TASK DIRECTIONS
Pull out every line containing the string "قلوبهم".

ROWS
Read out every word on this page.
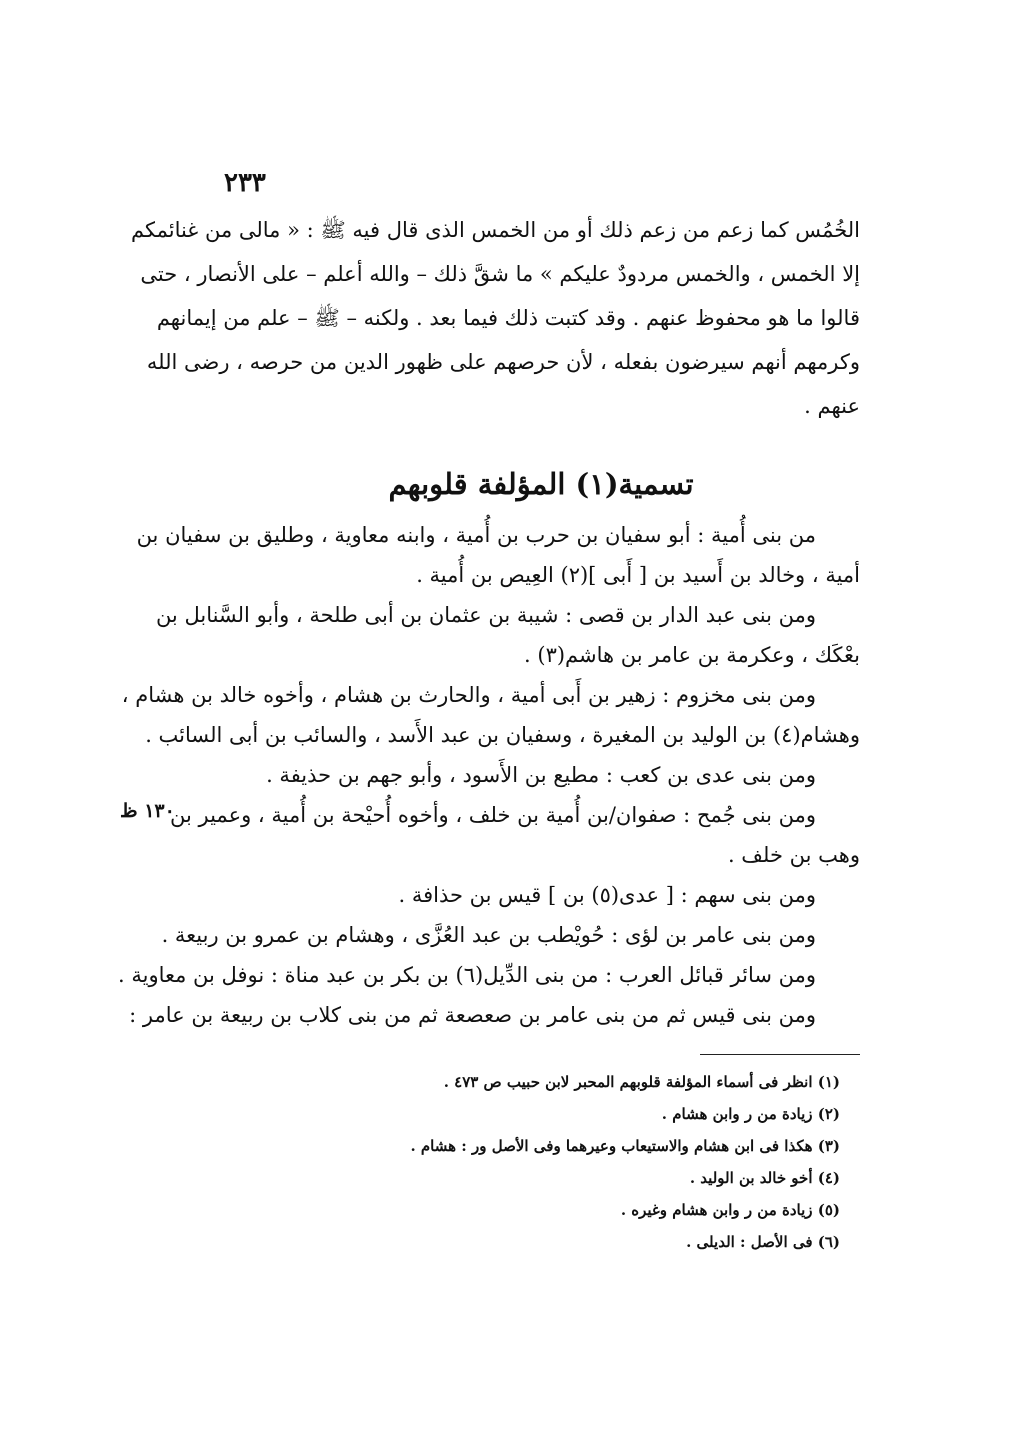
٢٣٣
الخُمُس كما زعم من زعم ذلك أو من الخمس الذى قال فيه ﷺ : « مالى من غنائمكم
إلا الخمس ، والخمس مردودٌ عليكم » ما شقَّ ذلك – والله أعلم – على الأنصار ، حتى
قالوا ما هو محفوظ عنهم . وقد كتبت ذلك فيما بعد . ولكنه – ﷺ – علم من إيمانهم
وكرمهم أنهم سيرضون بفعله ، لأن حرصهم على ظهور الدين من حرصه ، رضى الله
عنهم .
تسمية(١) المؤلفة قلوبهم
من بنى أُمية : أبو سفيان بن حرب بن أُمية ، وابنه معاوية ، وطليق بن سفيان بن
أمية ، وخالد بن أَسيد بن [ أَبى ](٢) العِيص بن أُمية .
ومن بنى عبد الدار بن قصى : شيبة بن عثمان بن أبى طلحة ، وأبو السَّنابل بن
بعْكَك ، وعكرمة بن عامر بن هاشم(٣) .
ومن بنى مخزوم : زهير بن أَبى أمية ، والحارث بن هشام ، وأخوه خالد بن هشام ،
وهشام(٤) بن الوليد بن المغيرة ، وسفيان بن عبد الأَسد ، والسائب بن أبى السائب .
ومن بنى عدى بن كعب : مطيع بن الأَسود ، وأبو جهم بن حذيفة .
ومن بنى جُمح : صفوان/بن أُمية بن خلف ، وأخوه أُحيْحة بن أُمية ، وعمير بن
وهب بن خلف .
ومن بنى سهم : [ عدى(٥) بن ] قيس بن حذافة .
ومن بنى عامر بن لؤى : حُويْطب بن عبد العُزَّى ، وهشام بن عمرو بن ربيعة .
ومن سائر قبائل العرب : من بنى الدِّيل(٦) بن بكر بن عبد مناة : نوفل بن معاوية .
ومن بنى قيس ثم من بنى عامر بن صعصعة ثم من بنى كلاب بن ربيعة بن عامر :
١٣٠ ظ
(١) انظر فى أسماء المؤلفة قلوبهم المحبر لابن حبيب ص ٤٧٣ .
(٢) زيادة من ر وابن هشام .
(٣) هكذا فى ابن هشام والاستيعاب وعيرهما وفى الأصل ور : هشام .
(٤) أخو خالد بن الوليد .
(٥) زيادة من ر وابن هشام وغيره .
(٦) فى الأصل : الديلى .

SOLVED PROBLEM
تسمية(١) المؤلفة قلوبهم
(١) انظر فى أسماء المؤلفة قلوبهم المحبر لابن حبيب ص ٤٧٣ .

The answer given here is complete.